**What the task asks**: Make an exact copy of the lines below.

(Dataset entries)
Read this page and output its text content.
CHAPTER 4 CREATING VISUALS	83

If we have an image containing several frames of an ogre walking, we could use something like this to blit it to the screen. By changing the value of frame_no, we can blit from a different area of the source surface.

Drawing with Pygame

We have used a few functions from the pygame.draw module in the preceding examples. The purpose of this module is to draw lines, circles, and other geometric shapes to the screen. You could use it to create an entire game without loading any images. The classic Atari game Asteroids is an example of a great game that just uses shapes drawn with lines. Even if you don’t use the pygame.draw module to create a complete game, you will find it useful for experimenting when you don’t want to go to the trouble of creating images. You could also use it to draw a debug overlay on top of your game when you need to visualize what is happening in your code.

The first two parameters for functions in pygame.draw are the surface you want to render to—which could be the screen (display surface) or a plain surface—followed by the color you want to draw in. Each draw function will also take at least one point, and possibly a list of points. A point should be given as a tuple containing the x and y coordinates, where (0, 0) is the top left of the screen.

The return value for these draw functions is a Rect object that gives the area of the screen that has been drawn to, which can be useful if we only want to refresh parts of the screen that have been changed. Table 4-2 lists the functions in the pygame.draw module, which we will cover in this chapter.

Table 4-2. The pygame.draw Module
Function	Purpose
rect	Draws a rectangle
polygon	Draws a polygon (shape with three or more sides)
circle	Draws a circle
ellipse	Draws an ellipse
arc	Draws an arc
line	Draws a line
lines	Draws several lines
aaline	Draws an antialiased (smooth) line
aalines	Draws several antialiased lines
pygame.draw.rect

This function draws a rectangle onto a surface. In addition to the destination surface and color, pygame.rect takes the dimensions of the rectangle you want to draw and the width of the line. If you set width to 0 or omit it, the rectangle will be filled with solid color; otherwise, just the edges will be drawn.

**Output of the exercise**:
Read this page and output its text content.
CHAPTER 4 CREATING VISUALS	83

If we have an image containing several frames of an ogre walking, we could use something like this to blit it to the screen. By changing the value of frame_no, we can blit from a different area of the source surface.

Drawing with Pygame

We have used a few functions from the pygame.draw module in the preceding examples. The purpose of this module is to draw lines, circles, and other geometric shapes to the screen. You could use it to create an entire game without loading any images. The classic Atari game Asteroids is an example of a great game that just uses shapes drawn with lines. Even if you don’t use the pygame.draw module to create a complete game, you will find it useful for experimenting when you don’t want to go to the trouble of creating images. You could also use it to draw a debug overlay on top of your game when you need to visualize what is happening in your code.

The first two parameters for functions in pygame.draw are the surface you want to render to—which could be the screen (display surface) or a plain surface—followed by the color you want to draw in. Each draw function will also take at least one point, and possibly a list of points. A point should be given as a tuple containing the x and y coordinates, where (0, 0) is the top left of the screen.

The return value for these draw functions is a Rect object that gives the area of the screen that has been drawn to, which can be useful if we only want to refresh parts of the screen that have been changed. Table 4-2 lists the functions in the pygame.draw module, which we will cover in this chapter.

Table 4-2. The pygame.draw Module
Function	Purpose
rect	Draws a rectangle
polygon	Draws a polygon (shape with three or more sides)
circle	Draws a circle
ellipse	Draws an ellipse
arc	Draws an arc
line	Draws a line
lines	Draws several lines
aaline	Draws an antialiased (smooth) line
aalines	Draws several antialiased lines
pygame.draw.rect

This function draws a rectangle onto a surface. In addition to the destination surface and color, pygame.rect takes the dimensions of the rectangle you want to draw and the width of the line. If you set width to 0 or omit it, the rectangle will be filled with solid color; otherwise, just the edges will be drawn.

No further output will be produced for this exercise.